Job>
Reproduce the listing below without changes, except that pictures are left out.

(Figure contents as structured data)
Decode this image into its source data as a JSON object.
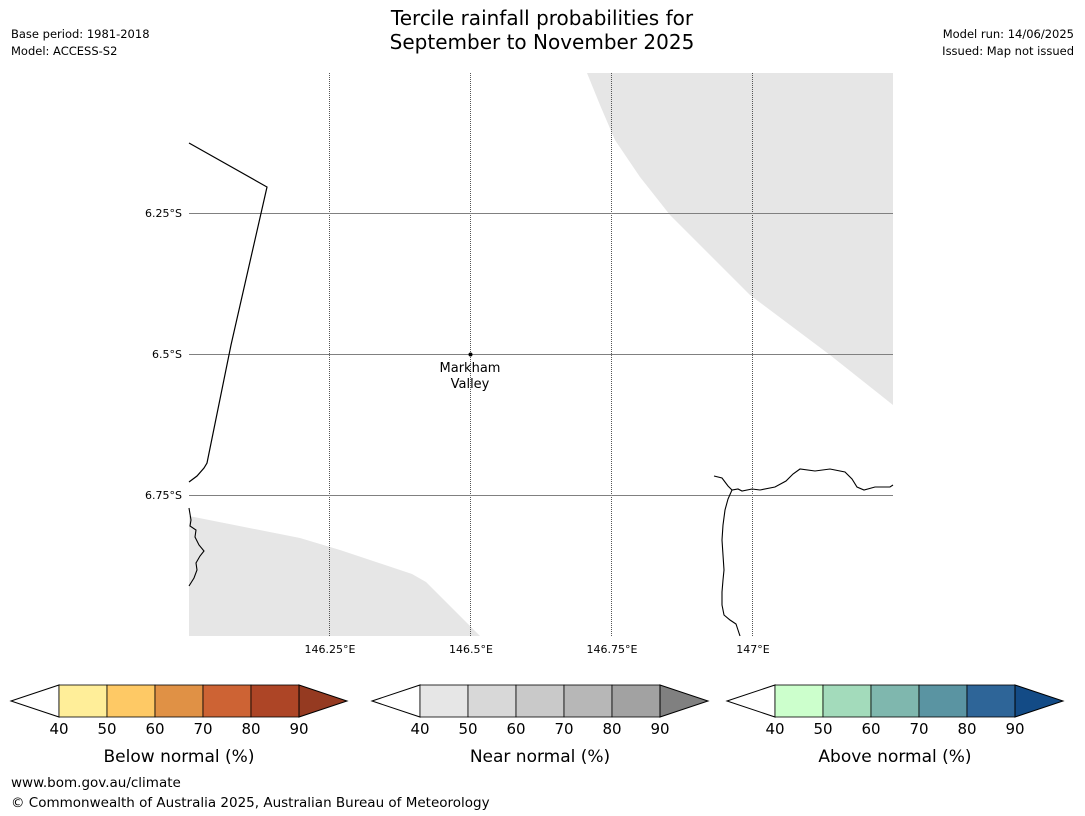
{
  "title": {
    "line1": "Tercile rainfall probabilities for",
    "line2": "September to November 2025"
  },
  "meta": {
    "base_period": "Base period: 1981-2018",
    "model": "Model: ACCESS-S2",
    "model_run": "Model run: 14/06/2025",
    "issued": "Issued: Map not issued"
  },
  "map": {
    "lon_ticks": [
      "146.25°E",
      "146.5°E",
      "146.75°E",
      "147°E"
    ],
    "lat_ticks": [
      "6.25°S",
      "6.5°S",
      "6.75°S"
    ],
    "location": {
      "name_line1": "Markham",
      "name_line2": "Valley"
    },
    "grid_color": "#808080",
    "nodata_color": "#e6e6e6"
  },
  "colorbars": [
    {
      "label": "Below normal (%)",
      "ticks": [
        "40",
        "50",
        "60",
        "70",
        "80",
        "90"
      ],
      "colors": [
        "#ffee99",
        "#fec965",
        "#e09145",
        "#cd6334",
        "#ad4526"
      ],
      "end_color": "#953a21"
    },
    {
      "label": "Near normal (%)",
      "ticks": [
        "40",
        "50",
        "60",
        "70",
        "80",
        "90"
      ],
      "colors": [
        "#e6e6e6",
        "#d8d8d8",
        "#c9c9c9",
        "#b7b7b7",
        "#a2a2a2"
      ],
      "end_color": "#808080"
    },
    {
      "label": "Above normal (%)",
      "ticks": [
        "40",
        "50",
        "60",
        "70",
        "80",
        "90"
      ],
      "colors": [
        "#ccffcc",
        "#a3dbbb",
        "#7fb7ae",
        "#5a94a2",
        "#2e6598"
      ],
      "end_color": "#134b86"
    }
  ],
  "footer": {
    "url": "www.bom.gov.au/climate",
    "copyright": "© Commonwealth of Australia 2025, Australian Bureau of Meteorology"
  }
}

Exercise result>
Decode this image into its source data as a JSON object.
{
  "title": {
    "line1": "Tercile rainfall probabilities for",
    "line2": "September to November 2025"
  },
  "meta": {
    "base_period": "Base period: 1981-2018",
    "model": "Model: ACCESS-S2",
    "model_run": "Model run: 14/06/2025",
    "issued": "Issued: Map not issued"
  },
  "map": {
    "lon_ticks": [
      "146.25°E",
      "146.5°E",
      "146.75°E",
      "147°E"
    ],
    "lat_ticks": [
      "6.25°S",
      "6.5°S",
      "6.75°S"
    ],
    "location": {
      "name_line1": "Markham",
      "name_line2": "Valley"
    },
    "grid_color": "#808080",
    "nodata_color": "#e6e6e6"
  },
  "colorbars": [
    {
      "label": "Below normal (%)",
      "ticks": [
        "40",
        "50",
        "60",
        "70",
        "80",
        "90"
      ],
      "colors": [
        "#ffee99",
        "#fec965",
        "#e09145",
        "#cd6334",
        "#ad4526"
      ],
      "end_color": "#953a21"
    },
    {
      "label": "Near normal (%)",
      "ticks": [
        "40",
        "50",
        "60",
        "70",
        "80",
        "90"
      ],
      "colors": [
        "#e6e6e6",
        "#d8d8d8",
        "#c9c9c9",
        "#b7b7b7",
        "#a2a2a2"
      ],
      "end_color": "#808080"
    },
    {
      "label": "Above normal (%)",
      "ticks": [
        "40",
        "50",
        "60",
        "70",
        "80",
        "90"
      ],
      "colors": [
        "#ccffcc",
        "#a3dbbb",
        "#7fb7ae",
        "#5a94a2",
        "#2e6598"
      ],
      "end_color": "#134b86"
    }
  ],
  "footer": {
    "url": "www.bom.gov.au/climate",
    "copyright": "© Commonwealth of Australia 2025, Australian Bureau of Meteorology"
  }
}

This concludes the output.